--- Start RECORDS TO PROCESS ---
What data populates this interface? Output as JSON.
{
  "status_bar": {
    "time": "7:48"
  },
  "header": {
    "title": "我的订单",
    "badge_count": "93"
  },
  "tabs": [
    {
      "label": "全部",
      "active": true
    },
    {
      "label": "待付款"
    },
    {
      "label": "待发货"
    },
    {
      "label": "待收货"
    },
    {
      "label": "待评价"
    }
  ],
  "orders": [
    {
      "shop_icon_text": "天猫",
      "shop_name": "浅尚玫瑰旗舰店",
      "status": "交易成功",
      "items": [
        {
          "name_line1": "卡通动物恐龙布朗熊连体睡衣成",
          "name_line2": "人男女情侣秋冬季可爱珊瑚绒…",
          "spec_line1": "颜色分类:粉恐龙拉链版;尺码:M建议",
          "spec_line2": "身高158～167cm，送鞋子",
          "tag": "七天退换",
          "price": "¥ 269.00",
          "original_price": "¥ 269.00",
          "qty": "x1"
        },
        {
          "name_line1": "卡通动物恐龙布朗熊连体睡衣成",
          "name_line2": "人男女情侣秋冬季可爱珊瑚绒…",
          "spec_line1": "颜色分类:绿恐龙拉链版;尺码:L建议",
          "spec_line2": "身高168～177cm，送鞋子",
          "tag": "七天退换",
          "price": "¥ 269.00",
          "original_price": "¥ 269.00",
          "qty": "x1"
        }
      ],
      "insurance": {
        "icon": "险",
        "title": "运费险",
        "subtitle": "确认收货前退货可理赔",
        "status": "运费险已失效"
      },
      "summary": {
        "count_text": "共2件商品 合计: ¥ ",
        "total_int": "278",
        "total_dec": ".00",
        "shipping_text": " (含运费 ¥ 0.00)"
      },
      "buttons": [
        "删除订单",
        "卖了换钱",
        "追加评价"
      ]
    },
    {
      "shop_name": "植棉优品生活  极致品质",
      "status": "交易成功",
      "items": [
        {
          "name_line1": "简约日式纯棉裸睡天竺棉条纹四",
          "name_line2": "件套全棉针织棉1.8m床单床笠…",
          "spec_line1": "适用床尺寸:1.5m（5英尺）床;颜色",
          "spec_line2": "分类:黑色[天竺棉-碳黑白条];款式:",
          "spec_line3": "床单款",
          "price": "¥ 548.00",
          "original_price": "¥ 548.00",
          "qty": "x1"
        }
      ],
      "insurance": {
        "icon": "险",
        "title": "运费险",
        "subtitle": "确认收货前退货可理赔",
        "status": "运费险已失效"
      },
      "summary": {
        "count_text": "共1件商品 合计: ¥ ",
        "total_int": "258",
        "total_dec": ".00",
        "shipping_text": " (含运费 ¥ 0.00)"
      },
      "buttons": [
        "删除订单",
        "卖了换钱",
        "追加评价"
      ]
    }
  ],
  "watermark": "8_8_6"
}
--- End RECORDS TO PROCESS ---
**DESCRIPTION OF THE TASK**
Print all the data exactly.

**FINAL RESULT**
What data populates this interface? Output as JSON.
{
  "status_bar": {
    "time": "7:48"
  },
  "header": {
    "title": "我的订单",
    "badge_count": "93"
  },
  "tabs": [
    {
      "label": "全部",
      "active": true
    },
    {
      "label": "待付款"
    },
    {
      "label": "待发货"
    },
    {
      "label": "待收货"
    },
    {
      "label": "待评价"
    }
  ],
  "orders": [
    {
      "shop_icon_text": "天猫",
      "shop_name": "浅尚玫瑰旗舰店",
      "status": "交易成功",
      "items": [
        {
          "name_line1": "卡通动物恐龙布朗熊连体睡衣成",
          "name_line2": "人男女情侣秋冬季可爱珊瑚绒…",
          "spec_line1": "颜色分类:粉恐龙拉链版;尺码:M建议",
          "spec_line2": "身高158～167cm，送鞋子",
          "tag": "七天退换",
          "price": "¥ 269.00",
          "original_price": "¥ 269.00",
          "qty": "x1"
        },
        {
          "name_line1": "卡通动物恐龙布朗熊连体睡衣成",
          "name_line2": "人男女情侣秋冬季可爱珊瑚绒…",
          "spec_line1": "颜色分类:绿恐龙拉链版;尺码:L建议",
          "spec_line2": "身高168～177cm，送鞋子",
          "tag": "七天退换",
          "price": "¥ 269.00",
          "original_price": "¥ 269.00",
          "qty": "x1"
        }
      ],
      "insurance": {
        "icon": "险",
        "title": "运费险",
        "subtitle": "确认收货前退货可理赔",
        "status": "运费险已失效"
      },
      "summary": {
        "count_text": "共2件商品 合计: ¥ ",
        "total_int": "278",
        "total_dec": ".00",
        "shipping_text": " (含运费 ¥ 0.00)"
      },
      "buttons": [
        "删除订单",
        "卖了换钱",
        "追加评价"
      ]
    },
    {
      "shop_name": "植棉优品生活  极致品质",
      "status": "交易成功",
      "items": [
        {
          "name_line1": "简约日式纯棉裸睡天竺棉条纹四",
          "name_line2": "件套全棉针织棉1.8m床单床笠…",
          "spec_line1": "适用床尺寸:1.5m（5英尺）床;颜色",
          "spec_line2": "分类:黑色[天竺棉-碳黑白条];款式:",
          "spec_line3": "床单款",
          "price": "¥ 548.00",
          "original_price": "¥ 548.00",
          "qty": "x1"
        }
      ],
      "insurance": {
        "icon": "险",
        "title": "运费险",
        "subtitle": "确认收货前退货可理赔",
        "status": "运费险已失效"
      },
      "summary": {
        "count_text": "共1件商品 合计: ¥ ",
        "total_int": "258",
        "total_dec": ".00",
        "shipping_text": " (含运费 ¥ 0.00)"
      },
      "buttons": [
        "删除订单",
        "卖了换钱",
        "追加评价"
      ]
    }
  ],
  "watermark": "8_8_6"
}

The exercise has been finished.